» **WHAT TO WORK ON**: Show every line below where "this" can be found.

» **SUPPLIED RECORDS**:
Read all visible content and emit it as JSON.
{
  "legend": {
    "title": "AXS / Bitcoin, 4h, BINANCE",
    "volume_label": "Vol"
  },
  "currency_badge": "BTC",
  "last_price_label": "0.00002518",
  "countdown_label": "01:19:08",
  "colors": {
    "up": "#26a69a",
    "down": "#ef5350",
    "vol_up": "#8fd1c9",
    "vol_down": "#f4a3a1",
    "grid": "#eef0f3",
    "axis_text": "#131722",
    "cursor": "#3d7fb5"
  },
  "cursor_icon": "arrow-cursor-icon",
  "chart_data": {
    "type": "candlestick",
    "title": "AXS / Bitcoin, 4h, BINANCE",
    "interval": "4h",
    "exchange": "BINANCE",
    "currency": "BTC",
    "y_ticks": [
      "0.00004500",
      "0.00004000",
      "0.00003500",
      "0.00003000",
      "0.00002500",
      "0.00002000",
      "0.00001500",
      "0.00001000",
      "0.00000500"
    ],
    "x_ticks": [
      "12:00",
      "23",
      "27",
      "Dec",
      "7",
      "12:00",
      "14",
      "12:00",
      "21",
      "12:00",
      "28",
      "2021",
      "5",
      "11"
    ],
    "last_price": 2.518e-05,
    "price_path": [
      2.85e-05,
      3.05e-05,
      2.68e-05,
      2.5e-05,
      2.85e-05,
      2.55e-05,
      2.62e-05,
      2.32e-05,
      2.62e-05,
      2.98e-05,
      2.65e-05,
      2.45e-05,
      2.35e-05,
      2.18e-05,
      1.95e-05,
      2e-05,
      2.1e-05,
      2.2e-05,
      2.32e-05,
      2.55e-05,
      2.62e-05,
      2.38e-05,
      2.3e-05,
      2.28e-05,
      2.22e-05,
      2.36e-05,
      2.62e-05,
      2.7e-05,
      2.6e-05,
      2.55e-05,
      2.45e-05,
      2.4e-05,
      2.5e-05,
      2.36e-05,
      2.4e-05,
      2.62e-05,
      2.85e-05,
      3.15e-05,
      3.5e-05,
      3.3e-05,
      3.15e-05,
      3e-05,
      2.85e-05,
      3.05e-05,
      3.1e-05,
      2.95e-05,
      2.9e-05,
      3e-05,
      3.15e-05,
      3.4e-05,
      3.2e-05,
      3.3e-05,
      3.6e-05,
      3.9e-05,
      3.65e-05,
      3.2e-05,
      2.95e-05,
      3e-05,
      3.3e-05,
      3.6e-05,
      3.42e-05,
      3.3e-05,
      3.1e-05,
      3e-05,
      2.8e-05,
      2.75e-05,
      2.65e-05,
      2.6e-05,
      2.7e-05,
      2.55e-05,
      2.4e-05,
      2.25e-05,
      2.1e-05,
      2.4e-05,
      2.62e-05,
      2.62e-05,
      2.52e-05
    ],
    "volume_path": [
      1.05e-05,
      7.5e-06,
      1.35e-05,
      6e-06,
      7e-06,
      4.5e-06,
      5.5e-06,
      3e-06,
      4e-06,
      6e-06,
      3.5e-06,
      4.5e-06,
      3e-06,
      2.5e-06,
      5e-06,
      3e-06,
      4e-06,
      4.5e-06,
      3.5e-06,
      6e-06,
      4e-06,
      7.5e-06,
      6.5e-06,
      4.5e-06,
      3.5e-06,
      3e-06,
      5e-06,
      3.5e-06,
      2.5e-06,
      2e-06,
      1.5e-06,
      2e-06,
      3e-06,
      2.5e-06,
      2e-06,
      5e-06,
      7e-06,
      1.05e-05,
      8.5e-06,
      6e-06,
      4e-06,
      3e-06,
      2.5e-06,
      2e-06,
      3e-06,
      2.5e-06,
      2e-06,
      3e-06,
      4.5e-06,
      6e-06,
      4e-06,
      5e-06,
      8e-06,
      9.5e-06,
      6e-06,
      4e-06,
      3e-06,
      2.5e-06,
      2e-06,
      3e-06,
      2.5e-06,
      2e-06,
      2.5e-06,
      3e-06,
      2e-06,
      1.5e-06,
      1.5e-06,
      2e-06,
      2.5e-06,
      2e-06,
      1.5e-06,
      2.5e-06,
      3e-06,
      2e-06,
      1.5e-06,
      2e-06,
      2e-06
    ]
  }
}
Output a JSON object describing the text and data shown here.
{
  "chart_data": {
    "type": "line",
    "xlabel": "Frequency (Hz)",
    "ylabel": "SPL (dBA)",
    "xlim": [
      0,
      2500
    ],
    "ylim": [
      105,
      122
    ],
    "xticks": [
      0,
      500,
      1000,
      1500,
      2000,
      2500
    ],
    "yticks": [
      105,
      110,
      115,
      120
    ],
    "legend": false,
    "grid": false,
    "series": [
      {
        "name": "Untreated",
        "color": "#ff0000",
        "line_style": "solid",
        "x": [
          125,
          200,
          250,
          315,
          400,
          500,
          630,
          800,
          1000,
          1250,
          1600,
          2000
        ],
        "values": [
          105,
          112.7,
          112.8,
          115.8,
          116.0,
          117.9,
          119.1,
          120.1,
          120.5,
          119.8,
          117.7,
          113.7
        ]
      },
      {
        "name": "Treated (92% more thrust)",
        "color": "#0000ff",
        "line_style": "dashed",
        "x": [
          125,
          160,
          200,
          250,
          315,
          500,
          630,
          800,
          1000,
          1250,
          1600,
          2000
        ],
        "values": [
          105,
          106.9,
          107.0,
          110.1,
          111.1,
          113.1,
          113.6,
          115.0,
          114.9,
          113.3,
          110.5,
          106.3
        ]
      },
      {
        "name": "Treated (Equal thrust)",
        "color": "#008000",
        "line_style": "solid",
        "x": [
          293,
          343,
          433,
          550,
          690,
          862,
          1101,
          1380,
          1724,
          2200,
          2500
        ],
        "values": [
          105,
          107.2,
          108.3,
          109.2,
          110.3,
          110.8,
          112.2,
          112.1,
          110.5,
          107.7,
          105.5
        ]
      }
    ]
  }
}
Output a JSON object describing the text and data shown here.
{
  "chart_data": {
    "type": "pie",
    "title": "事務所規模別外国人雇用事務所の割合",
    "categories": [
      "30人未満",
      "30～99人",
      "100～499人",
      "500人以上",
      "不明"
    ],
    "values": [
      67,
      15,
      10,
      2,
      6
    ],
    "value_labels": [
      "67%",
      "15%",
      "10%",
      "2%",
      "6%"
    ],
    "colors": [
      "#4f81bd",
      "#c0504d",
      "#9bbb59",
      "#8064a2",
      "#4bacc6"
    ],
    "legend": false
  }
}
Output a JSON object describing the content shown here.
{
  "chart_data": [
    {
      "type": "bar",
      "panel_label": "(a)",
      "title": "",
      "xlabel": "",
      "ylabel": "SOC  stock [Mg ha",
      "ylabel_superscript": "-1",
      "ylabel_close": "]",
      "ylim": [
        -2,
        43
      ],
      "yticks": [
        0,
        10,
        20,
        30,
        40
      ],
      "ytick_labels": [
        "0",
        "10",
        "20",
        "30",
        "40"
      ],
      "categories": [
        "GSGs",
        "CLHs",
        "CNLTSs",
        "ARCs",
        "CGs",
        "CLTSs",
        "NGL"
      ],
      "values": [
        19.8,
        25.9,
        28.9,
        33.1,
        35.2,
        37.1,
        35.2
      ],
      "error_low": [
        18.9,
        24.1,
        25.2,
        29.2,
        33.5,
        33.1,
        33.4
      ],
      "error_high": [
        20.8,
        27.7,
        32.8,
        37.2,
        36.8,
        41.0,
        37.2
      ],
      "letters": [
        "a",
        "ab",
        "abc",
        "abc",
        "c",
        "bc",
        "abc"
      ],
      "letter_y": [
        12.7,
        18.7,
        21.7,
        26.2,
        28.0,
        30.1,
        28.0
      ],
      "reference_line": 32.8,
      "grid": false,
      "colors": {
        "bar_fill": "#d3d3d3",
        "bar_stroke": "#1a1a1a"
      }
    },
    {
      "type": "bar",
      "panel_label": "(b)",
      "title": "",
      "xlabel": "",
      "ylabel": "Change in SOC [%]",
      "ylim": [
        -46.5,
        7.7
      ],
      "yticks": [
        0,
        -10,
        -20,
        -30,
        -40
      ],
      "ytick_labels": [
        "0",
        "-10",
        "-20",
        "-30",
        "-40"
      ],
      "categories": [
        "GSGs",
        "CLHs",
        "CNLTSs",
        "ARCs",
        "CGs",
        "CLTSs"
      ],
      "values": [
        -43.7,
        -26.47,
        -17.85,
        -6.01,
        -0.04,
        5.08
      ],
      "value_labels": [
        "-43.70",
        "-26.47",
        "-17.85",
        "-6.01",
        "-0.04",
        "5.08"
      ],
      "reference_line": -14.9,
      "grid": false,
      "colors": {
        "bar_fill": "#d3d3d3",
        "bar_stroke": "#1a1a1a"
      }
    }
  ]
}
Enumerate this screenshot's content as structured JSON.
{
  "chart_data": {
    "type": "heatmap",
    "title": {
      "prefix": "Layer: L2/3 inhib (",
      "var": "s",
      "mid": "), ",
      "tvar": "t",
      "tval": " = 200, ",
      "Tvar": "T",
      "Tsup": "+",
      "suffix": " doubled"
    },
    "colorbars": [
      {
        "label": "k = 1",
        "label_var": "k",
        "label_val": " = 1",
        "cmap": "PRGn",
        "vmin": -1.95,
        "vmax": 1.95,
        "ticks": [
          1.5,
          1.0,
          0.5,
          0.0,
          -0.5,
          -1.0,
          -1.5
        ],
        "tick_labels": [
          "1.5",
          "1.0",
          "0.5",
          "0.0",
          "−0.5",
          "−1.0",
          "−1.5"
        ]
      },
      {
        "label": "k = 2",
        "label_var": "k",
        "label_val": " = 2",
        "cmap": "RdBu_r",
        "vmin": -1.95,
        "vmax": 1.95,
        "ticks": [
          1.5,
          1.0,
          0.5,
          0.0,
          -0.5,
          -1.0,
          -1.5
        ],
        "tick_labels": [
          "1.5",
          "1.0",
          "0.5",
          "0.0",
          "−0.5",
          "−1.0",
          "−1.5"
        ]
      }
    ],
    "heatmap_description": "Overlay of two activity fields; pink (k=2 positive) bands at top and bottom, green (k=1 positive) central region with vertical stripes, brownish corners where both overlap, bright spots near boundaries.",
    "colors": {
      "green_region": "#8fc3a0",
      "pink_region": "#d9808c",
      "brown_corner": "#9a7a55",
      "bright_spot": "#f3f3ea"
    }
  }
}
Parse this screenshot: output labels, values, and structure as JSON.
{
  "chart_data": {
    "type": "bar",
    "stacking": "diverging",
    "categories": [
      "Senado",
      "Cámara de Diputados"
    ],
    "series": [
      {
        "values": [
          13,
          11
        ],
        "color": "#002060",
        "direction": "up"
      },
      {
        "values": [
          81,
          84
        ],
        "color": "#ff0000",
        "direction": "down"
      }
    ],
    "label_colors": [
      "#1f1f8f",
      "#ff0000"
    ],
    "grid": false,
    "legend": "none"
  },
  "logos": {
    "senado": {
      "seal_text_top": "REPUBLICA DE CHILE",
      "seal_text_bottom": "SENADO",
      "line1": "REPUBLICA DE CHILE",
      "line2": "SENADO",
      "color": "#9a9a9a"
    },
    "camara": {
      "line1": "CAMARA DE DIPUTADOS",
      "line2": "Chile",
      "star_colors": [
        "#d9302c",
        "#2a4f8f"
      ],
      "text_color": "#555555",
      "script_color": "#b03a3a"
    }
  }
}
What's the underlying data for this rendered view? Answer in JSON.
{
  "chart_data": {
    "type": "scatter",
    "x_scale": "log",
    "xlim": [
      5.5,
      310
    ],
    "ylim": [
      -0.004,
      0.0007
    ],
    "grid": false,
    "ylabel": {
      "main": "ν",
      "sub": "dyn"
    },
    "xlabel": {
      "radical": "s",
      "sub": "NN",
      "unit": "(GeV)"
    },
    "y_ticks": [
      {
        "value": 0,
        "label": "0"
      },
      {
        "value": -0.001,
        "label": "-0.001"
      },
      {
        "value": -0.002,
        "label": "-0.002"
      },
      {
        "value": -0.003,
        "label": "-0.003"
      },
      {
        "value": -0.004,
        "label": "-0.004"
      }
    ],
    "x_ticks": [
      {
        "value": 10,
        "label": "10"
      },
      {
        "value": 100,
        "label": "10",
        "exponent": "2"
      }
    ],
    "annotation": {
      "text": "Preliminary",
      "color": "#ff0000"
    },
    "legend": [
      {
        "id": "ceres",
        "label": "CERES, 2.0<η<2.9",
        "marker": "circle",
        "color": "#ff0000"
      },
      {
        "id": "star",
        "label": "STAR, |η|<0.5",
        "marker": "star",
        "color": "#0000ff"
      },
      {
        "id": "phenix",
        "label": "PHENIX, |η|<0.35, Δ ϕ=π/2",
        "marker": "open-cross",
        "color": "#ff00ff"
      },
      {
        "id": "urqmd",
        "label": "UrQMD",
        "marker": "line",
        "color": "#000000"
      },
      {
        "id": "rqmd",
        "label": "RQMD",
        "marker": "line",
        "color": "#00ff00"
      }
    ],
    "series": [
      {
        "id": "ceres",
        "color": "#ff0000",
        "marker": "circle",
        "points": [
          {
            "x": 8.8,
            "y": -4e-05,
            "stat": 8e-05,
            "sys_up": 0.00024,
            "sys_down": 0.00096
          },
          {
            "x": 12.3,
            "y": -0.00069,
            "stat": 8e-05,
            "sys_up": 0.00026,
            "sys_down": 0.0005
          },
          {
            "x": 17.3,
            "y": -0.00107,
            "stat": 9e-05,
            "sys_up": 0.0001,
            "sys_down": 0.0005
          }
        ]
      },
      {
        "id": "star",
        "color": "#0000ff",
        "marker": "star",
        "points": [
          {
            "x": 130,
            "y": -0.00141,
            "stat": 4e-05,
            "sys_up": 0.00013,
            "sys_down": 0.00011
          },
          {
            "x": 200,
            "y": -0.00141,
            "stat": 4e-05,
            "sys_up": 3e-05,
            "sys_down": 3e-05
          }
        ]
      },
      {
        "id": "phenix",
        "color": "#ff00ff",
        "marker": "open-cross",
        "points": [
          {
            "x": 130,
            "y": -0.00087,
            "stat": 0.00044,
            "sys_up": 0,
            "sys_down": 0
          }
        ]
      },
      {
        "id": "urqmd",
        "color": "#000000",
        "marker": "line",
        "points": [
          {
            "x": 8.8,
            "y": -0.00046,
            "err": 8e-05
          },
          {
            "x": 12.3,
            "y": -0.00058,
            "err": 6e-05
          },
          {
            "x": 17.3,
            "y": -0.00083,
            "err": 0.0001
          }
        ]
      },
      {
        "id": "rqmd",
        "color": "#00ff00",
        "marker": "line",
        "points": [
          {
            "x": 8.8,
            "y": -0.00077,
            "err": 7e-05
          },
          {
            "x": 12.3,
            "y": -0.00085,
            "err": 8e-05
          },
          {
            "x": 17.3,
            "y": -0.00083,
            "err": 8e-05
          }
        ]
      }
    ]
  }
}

» **THE SOLUTION**:
Enumerate this screenshot's content as structured JSON.
Parse this screenshot: output labels, values, and structure as JSON.
What's the underlying data for this rendered view? Answer in JSON.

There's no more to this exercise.